# Problem
Continue the journal entry about leaving the hospital after surgery, starting after its last sentence.

# Given passage
--- --- ---
Today was kind of scary and intense for me. We were discharged around lunchtime, leaving the parade of continual nurses who doted on me (at first hourly, then every four hours) to the big non-sanitized world out on our own. We headed back to our hotel in our rental car (the chariot for me who can barely walk still) with tons of bandages, medical supplies, girdles and such, not to mention a list of prescriptions to be picked up at the nearby Walgreens. (Luckily everything- including the hospital- is three blocks from the hotel. There’s a Walgreens, grocery stores, liquor store, and all kinds of restaurants etc. So it’s perfect.)
This evening Ned had to do all of the drain emptying and bandage changes by himself. (Yikes! Usually there’s a team of two nurses!) And he did this solo- somehow keeping a girdle and bra upright and holding multiple pads and tubes coming out of four holes in my body together, while taking everything apart to clean/swab, empty, re-pad, and re-pack them up into the kangaroo pouch, granny girdle and bra. This is crazy complicated and stressful stuff- especially your first time solo!- but he was amazing!! He had to measure and record the liquid that came out of each drain, swab each exit wound, and re-pad everything (while tucking the tubes all back into the girdle without kinking or tangling them). Oh, and then he administered and recorded all of my medications, and even gave me my first nightly shot of the drug to prevent blood clots. I had been dreading this, and was SO grateful he was game! (Just the idea of shooting myself in the belly with a needle again made me want to cry. I had to do that daily for a month after my hip surgery in 2006, and I cried and hated every minute of it. It truly sucked, and I am so grateful Ned has agreed to do it for me now.) And as it turns out, these shots hurt even worse than I remember- but luckily I can turn away, and (the best part) this time it’s only for seven days! Yay!
--- --- ---
# Records

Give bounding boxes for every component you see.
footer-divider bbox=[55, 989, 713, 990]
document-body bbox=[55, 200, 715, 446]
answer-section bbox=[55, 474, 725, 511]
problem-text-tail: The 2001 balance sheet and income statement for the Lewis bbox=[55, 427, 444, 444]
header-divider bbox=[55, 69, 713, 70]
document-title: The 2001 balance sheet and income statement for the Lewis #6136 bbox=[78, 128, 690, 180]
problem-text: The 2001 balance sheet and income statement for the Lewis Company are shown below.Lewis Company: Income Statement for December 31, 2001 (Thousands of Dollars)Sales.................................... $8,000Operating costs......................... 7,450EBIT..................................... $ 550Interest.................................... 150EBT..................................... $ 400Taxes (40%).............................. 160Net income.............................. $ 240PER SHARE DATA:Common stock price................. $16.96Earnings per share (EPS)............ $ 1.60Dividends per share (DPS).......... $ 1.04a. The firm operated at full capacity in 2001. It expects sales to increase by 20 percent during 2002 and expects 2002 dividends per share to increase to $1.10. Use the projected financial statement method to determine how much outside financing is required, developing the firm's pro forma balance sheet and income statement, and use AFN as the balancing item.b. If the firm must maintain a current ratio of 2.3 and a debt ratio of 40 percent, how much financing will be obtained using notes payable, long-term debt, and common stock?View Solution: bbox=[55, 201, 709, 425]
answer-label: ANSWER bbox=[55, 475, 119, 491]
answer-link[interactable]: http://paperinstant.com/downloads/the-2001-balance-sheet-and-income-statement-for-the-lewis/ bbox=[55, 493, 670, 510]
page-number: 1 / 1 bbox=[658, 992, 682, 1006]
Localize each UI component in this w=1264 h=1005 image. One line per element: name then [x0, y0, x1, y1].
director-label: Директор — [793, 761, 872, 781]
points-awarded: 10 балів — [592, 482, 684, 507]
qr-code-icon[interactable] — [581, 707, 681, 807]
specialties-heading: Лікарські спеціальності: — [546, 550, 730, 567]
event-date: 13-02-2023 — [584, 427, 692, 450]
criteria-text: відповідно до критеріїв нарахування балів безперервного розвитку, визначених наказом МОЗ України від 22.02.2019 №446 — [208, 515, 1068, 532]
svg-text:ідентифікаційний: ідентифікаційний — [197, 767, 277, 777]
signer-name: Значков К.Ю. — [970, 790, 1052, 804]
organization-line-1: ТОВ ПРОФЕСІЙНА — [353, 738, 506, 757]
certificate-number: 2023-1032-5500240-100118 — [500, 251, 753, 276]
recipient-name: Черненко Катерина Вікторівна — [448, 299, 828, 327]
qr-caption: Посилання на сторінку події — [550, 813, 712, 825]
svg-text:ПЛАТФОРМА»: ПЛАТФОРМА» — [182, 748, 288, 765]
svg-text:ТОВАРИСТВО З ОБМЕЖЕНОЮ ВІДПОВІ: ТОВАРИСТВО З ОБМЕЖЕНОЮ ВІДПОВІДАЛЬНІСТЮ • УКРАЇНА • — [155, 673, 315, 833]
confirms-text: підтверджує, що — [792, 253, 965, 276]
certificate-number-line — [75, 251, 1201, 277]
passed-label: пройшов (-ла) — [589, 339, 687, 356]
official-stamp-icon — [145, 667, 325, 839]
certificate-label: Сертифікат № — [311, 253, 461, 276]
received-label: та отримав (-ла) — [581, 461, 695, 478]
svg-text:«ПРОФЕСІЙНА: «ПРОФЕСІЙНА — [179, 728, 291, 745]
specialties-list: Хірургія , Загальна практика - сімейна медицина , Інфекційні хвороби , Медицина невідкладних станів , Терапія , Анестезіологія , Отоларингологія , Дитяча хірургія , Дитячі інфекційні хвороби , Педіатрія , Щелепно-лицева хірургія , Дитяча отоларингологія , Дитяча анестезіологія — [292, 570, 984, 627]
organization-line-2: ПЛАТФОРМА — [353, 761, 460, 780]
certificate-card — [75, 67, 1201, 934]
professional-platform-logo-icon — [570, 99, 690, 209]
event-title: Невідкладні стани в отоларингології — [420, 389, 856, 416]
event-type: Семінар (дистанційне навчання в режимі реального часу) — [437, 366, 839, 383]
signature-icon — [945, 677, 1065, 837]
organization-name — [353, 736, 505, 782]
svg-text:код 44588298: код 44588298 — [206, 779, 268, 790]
--- --- ---
# Reply
Ned truly deserves a medal, a vacation, and a (lot of!) beer. I can’t thank him enough! I tell you, this stuff is not for sissies! (And you must know I have been leaving some of the gross stuff out for you.;) I guess this is why the surgeon reminded us that I had the toughest surgical procedure that they offer, trying to reassure us that all is going even better than expected in an already high-stakes game. My wounds are truly beautiful (the craftsmanship is exceptional!), and I am recovering splendidly. But I still have pain along my long incision across my backside, as well as in spots along my front under my breasts at times, and on the sides where the exit wounds and drains are. This is to be expected– after all, it’s a very major surgery!!– but it’s beautiful and scary at the same time. Honestly I do have moments now and then when I wonder “What the hell am I doing?!” and “How the hell did I get here?!”.
Then Ned reassures me we got exactly what I want: the cancer is out and I’m not only intact but full-filled (!;) both physically and emotionally. 🙂 So we soldier on, one day at a time, and smile ‘cause we’re doin’ it, and it’s all going to be great! High five for all that! Let the countdown to full recovery and bikini shopping begin! (By the way, I have no idea how that smile emoji got there, nor do I know how to get rid of it. Could it be the drugs I’m weaning myself off of, but still on???)